SHORT TASK:
Below are the records. List every line holding the word "объединение".

DATA EXCERPTS:
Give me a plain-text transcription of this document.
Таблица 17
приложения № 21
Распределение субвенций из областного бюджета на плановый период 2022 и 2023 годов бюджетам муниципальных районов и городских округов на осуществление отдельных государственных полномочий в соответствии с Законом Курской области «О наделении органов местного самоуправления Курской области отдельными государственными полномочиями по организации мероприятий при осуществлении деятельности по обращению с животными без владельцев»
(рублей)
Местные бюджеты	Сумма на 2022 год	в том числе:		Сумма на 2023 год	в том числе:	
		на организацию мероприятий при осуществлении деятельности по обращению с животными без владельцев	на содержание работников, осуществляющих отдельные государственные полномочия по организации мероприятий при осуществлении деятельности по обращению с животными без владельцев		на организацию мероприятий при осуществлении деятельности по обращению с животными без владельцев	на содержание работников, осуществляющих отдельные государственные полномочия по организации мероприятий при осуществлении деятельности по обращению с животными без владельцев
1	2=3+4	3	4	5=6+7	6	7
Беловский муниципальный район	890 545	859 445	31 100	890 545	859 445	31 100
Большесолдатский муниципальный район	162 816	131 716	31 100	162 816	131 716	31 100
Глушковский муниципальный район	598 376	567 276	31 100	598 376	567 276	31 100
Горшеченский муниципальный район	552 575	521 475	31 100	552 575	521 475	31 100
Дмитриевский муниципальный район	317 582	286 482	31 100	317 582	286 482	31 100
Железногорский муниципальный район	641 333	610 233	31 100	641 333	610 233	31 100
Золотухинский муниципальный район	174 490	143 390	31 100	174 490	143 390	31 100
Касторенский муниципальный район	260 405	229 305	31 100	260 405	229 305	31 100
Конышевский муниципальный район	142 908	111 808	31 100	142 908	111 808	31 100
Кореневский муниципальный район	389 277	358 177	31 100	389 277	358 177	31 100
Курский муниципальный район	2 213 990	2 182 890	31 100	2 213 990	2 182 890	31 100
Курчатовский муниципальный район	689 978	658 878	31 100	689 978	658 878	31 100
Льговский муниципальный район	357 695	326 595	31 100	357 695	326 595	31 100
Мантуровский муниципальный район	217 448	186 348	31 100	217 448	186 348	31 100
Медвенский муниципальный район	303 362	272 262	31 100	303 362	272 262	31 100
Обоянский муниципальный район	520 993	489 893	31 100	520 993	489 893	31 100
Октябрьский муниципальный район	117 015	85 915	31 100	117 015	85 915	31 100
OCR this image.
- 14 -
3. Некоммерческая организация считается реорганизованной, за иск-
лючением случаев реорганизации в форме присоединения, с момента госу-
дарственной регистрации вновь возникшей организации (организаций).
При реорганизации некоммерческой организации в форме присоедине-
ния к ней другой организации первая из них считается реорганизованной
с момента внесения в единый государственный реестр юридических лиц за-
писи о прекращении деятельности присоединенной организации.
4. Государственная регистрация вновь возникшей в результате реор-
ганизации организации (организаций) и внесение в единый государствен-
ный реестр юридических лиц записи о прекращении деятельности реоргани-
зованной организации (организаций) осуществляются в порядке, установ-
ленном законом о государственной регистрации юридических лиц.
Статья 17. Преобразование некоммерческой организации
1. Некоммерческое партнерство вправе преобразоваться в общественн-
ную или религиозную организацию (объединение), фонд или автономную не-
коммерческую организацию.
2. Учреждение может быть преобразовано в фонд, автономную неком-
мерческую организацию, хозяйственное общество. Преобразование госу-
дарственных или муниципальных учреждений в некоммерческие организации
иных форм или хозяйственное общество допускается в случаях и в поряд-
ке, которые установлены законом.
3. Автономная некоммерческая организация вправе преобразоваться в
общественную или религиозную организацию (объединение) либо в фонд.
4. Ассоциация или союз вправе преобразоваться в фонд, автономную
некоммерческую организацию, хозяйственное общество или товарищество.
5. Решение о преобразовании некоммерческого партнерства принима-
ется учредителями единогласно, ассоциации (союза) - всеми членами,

ANSWER TO THE TASK:
ную или религиозную организацию (объединение), фонд или автономную не-
общественную или религиозную организацию (объединение) либо в фонд.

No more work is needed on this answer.